━━━━━ Information shown ━━━━━

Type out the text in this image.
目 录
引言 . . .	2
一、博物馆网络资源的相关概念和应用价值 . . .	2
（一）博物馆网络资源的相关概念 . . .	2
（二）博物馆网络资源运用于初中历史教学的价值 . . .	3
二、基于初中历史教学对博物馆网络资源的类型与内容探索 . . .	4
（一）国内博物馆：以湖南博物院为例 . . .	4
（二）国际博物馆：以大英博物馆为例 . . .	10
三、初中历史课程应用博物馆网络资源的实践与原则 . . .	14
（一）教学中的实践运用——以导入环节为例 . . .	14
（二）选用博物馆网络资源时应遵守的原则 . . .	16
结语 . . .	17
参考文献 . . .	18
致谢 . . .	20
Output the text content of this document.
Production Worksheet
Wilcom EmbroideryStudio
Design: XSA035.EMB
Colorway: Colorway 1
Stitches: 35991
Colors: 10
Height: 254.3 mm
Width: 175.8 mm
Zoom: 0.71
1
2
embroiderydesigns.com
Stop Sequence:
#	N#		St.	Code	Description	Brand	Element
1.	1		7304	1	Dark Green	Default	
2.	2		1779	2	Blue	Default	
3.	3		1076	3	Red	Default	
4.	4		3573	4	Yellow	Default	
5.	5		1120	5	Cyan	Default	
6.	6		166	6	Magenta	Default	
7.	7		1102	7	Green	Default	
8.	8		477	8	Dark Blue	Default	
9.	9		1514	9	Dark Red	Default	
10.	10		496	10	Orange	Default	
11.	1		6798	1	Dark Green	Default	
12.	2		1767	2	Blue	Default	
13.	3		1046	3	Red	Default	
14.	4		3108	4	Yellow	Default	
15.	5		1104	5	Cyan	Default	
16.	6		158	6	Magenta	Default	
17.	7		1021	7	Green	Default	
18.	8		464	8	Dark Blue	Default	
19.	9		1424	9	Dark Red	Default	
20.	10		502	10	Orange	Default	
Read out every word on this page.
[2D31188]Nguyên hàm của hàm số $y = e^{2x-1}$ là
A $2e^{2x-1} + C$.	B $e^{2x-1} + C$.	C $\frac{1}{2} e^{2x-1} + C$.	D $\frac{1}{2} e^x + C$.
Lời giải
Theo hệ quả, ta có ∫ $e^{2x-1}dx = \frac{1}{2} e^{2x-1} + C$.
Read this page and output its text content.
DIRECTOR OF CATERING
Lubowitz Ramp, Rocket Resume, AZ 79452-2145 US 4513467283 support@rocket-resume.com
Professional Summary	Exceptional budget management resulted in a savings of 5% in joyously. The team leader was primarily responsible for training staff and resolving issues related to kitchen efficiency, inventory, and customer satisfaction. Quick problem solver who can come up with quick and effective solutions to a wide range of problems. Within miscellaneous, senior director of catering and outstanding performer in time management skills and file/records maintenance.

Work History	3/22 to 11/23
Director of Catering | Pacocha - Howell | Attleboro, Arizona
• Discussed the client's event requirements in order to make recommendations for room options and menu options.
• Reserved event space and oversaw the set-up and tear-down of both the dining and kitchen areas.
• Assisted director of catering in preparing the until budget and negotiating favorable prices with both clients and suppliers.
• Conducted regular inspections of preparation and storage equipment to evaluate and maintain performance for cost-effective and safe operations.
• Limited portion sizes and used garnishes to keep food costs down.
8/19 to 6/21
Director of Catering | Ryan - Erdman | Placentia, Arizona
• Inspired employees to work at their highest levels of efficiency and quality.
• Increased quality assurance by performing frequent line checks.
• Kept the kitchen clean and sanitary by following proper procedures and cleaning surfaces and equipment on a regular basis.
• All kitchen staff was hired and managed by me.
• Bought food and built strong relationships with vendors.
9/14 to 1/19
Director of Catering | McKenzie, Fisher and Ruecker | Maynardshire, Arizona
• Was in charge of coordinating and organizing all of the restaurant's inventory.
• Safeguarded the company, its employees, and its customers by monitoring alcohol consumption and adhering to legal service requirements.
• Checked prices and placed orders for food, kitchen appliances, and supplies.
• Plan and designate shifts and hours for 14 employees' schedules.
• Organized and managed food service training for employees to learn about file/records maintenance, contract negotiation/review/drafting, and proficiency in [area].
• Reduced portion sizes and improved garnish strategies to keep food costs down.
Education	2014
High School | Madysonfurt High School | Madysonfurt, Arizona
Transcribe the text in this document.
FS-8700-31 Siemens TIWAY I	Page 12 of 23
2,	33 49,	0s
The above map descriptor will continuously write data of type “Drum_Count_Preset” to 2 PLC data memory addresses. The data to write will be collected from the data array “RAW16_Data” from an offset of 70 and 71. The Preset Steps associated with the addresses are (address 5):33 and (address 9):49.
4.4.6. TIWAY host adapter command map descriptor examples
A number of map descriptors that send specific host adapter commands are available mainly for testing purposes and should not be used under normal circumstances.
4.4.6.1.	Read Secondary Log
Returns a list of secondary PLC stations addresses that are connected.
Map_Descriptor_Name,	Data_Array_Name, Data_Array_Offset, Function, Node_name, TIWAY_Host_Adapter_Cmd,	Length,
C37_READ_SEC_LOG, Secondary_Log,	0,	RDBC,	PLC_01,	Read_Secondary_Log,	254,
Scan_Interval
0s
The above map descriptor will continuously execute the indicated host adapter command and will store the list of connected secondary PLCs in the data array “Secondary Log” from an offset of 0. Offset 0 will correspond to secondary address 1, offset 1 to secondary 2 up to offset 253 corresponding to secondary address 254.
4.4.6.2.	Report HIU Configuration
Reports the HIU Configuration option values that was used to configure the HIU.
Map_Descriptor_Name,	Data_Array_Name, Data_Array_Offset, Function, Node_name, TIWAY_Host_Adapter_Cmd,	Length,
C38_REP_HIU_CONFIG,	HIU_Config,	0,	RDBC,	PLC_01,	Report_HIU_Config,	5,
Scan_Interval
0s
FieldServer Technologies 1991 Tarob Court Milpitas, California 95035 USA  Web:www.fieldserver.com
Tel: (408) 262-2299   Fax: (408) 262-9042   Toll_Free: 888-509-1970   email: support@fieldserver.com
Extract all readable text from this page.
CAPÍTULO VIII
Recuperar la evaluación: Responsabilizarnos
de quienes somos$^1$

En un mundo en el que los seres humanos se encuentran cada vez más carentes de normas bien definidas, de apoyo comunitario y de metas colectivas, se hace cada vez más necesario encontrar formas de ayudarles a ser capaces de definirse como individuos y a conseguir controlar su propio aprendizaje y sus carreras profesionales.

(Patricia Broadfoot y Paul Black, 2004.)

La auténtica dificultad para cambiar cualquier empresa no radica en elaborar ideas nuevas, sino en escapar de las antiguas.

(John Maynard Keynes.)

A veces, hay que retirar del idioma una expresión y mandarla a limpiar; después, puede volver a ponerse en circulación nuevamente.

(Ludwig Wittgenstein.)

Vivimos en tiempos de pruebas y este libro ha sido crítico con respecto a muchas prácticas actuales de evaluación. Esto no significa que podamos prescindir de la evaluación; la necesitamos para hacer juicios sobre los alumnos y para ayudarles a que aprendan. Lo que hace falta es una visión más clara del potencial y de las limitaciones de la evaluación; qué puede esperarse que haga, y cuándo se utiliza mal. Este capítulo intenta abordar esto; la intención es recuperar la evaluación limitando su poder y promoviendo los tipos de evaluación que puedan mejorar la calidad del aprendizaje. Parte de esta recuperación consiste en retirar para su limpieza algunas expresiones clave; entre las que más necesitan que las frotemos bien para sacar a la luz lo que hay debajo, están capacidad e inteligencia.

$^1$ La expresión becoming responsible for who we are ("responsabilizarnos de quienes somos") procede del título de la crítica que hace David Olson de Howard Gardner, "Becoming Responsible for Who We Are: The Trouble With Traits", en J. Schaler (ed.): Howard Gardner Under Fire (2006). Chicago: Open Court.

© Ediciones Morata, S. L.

━━━━━

Directive: Repeat all the records. Match each line exactly.

Correct answer:
Type out the text in this image.
目 录
引言 . . .	2
一、博物馆网络资源的相关概念和应用价值 . . .	2
（一）博物馆网络资源的相关概念 . . .	2
（二）博物馆网络资源运用于初中历史教学的价值 . . .	3
二、基于初中历史教学对博物馆网络资源的类型与内容探索 . . .	4
（一）国内博物馆：以湖南博物院为例 . . .	4
（二）国际博物馆：以大英博物馆为例 . . .	10
三、初中历史课程应用博物馆网络资源的实践与原则 . . .	14
（一）教学中的实践运用——以导入环节为例 . . .	14
（二）选用博物馆网络资源时应遵守的原则 . . .	16
结语 . . .	17
参考文献 . . .	18
致谢 . . .	20
Output the text content of this document.
Production Worksheet
Wilcom EmbroideryStudio
Design: XSA035.EMB
Colorway: Colorway 1
Stitches: 35991
Colors: 10
Height: 254.3 mm
Width: 175.8 mm
Zoom: 0.71
1
2
embroiderydesigns.com
Stop Sequence:
#	N#		St.	Code	Description	Brand	Element
1.	1		7304	1	Dark Green	Default	
2.	2		1779	2	Blue	Default	
3.	3		1076	3	Red	Default	
4.	4		3573	4	Yellow	Default	
5.	5		1120	5	Cyan	Default	
6.	6		166	6	Magenta	Default	
7.	7		1102	7	Green	Default	
8.	8		477	8	Dark Blue	Default	
9.	9		1514	9	Dark Red	Default	
10.	10		496	10	Orange	Default	
11.	1		6798	1	Dark Green	Default	
12.	2		1767	2	Blue	Default	
13.	3		1046	3	Red	Default	
14.	4		3108	4	Yellow	Default	
15.	5		1104	5	Cyan	Default	
16.	6		158	6	Magenta	Default	
17.	7		1021	7	Green	Default	
18.	8		464	8	Dark Blue	Default	
19.	9		1424	9	Dark Red	Default	
20.	10		502	10	Orange	Default	
Read out every word on this page.
[2D31188]Nguyên hàm của hàm số $y = e^{2x-1}$ là
A $2e^{2x-1} + C$.	B $e^{2x-1} + C$.	C $\frac{1}{2} e^{2x-1} + C$.	D $\frac{1}{2} e^x + C$.
Lời giải
Theo hệ quả, ta có ∫ $e^{2x-1}dx = \frac{1}{2} e^{2x-1} + C$.
Read this page and output its text content.
DIRECTOR OF CATERING
Lubowitz Ramp, Rocket Resume, AZ 79452-2145 US 4513467283 support@rocket-resume.com
Professional Summary	Exceptional budget management resulted in a savings of 5% in joyously. The team leader was primarily responsible for training staff and resolving issues related to kitchen efficiency, inventory, and customer satisfaction. Quick problem solver who can come up with quick and effective solutions to a wide range of problems. Within miscellaneous, senior director of catering and outstanding performer in time management skills and file/records maintenance.

Work History	3/22 to 11/23
Director of Catering | Pacocha - Howell | Attleboro, Arizona
• Discussed the client's event requirements in order to make recommendations for room options and menu options.
• Reserved event space and oversaw the set-up and tear-down of both the dining and kitchen areas.
• Assisted director of catering in preparing the until budget and negotiating favorable prices with both clients and suppliers.
• Conducted regular inspections of preparation and storage equipment to evaluate and maintain performance for cost-effective and safe operations.
• Limited portion sizes and used garnishes to keep food costs down.
8/19 to 6/21
Director of Catering | Ryan - Erdman | Placentia, Arizona
• Inspired employees to work at their highest levels of efficiency and quality.
• Increased quality assurance by performing frequent line checks.
• Kept the kitchen clean and sanitary by following proper procedures and cleaning surfaces and equipment on a regular basis.
• All kitchen staff was hired and managed by me.
• Bought food and built strong relationships with vendors.
9/14 to 1/19
Director of Catering | McKenzie, Fisher and Ruecker | Maynardshire, Arizona
• Was in charge of coordinating and organizing all of the restaurant's inventory.
• Safeguarded the company, its employees, and its customers by monitoring alcohol consumption and adhering to legal service requirements.
• Checked prices and placed orders for food, kitchen appliances, and supplies.
• Plan and designate shifts and hours for 14 employees' schedules.
• Organized and managed food service training for employees to learn about file/records maintenance, contract negotiation/review/drafting, and proficiency in [area].
• Reduced portion sizes and improved garnish strategies to keep food costs down.
Education	2014
High School | Madysonfurt High School | Madysonfurt, Arizona
Transcribe the text in this document.
FS-8700-31 Siemens TIWAY I	Page 12 of 23
2,	33 49,	0s
The above map descriptor will continuously write data of type “Drum_Count_Preset” to 2 PLC data memory addresses. The data to write will be collected from the data array “RAW16_Data” from an offset of 70 and 71. The Preset Steps associated with the addresses are (address 5):33 and (address 9):49.
4.4.6. TIWAY host adapter command map descriptor examples
A number of map descriptors that send specific host adapter commands are available mainly for testing purposes and should not be used under normal circumstances.
4.4.6.1.	Read Secondary Log
Returns a list of secondary PLC stations addresses that are connected.
Map_Descriptor_Name,	Data_Array_Name, Data_Array_Offset, Function, Node_name, TIWAY_Host_Adapter_Cmd,	Length,
C37_READ_SEC_LOG, Secondary_Log,	0,	RDBC,	PLC_01,	Read_Secondary_Log,	254,
Scan_Interval
0s
The above map descriptor will continuously execute the indicated host adapter command and will store the list of connected secondary PLCs in the data array “Secondary Log” from an offset of 0. Offset 0 will correspond to secondary address 1, offset 1 to secondary 2 up to offset 253 corresponding to secondary address 254.
4.4.6.2.	Report HIU Configuration
Reports the HIU Configuration option values that was used to configure the HIU.
Map_Descriptor_Name,	Data_Array_Name, Data_Array_Offset, Function, Node_name, TIWAY_Host_Adapter_Cmd,	Length,
C38_REP_HIU_CONFIG,	HIU_Config,	0,	RDBC,	PLC_01,	Report_HIU_Config,	5,
Scan_Interval
0s
FieldServer Technologies 1991 Tarob Court Milpitas, California 95035 USA  Web:www.fieldserver.com
Tel: (408) 262-2299   Fax: (408) 262-9042   Toll_Free: 888-509-1970   email: support@fieldserver.com
Extract all readable text from this page.
CAPÍTULO VIII
Recuperar la evaluación: Responsabilizarnos
de quienes somos$^1$

En un mundo en el que los seres humanos se encuentran cada vez más carentes de normas bien definidas, de apoyo comunitario y de metas colectivas, se hace cada vez más necesario encontrar formas de ayudarles a ser capaces de definirse como individuos y a conseguir controlar su propio aprendizaje y sus carreras profesionales.

(Patricia Broadfoot y Paul Black, 2004.)

La auténtica dificultad para cambiar cualquier empresa no radica en elaborar ideas nuevas, sino en escapar de las antiguas.

(John Maynard Keynes.)

A veces, hay que retirar del idioma una expresión y mandarla a limpiar; después, puede volver a ponerse en circulación nuevamente.

(Ludwig Wittgenstein.)

Vivimos en tiempos de pruebas y este libro ha sido crítico con respecto a muchas prácticas actuales de evaluación. Esto no significa que podamos prescindir de la evaluación; la necesitamos para hacer juicios sobre los alumnos y para ayudarles a que aprendan. Lo que hace falta es una visión más clara del potencial y de las limitaciones de la evaluación; qué puede esperarse que haga, y cuándo se utiliza mal. Este capítulo intenta abordar esto; la intención es recuperar la evaluación limitando su poder y promoviendo los tipos de evaluación que puedan mejorar la calidad del aprendizaje. Parte de esta recuperación consiste en retirar para su limpieza algunas expresiones clave; entre las que más necesitan que las frotemos bien para sacar a la luz lo que hay debajo, están capacidad e inteligencia.

$^1$ La expresión becoming responsible for who we are ("responsabilizarnos de quienes somos") procede del título de la crítica que hace David Olson de Howard Gardner, "Becoming Responsible for Who We Are: The Trouble With Traits", en J. Schaler (ed.): Howard Gardner Under Fire (2006). Chicago: Open Court.

© Ediciones Morata, S. L.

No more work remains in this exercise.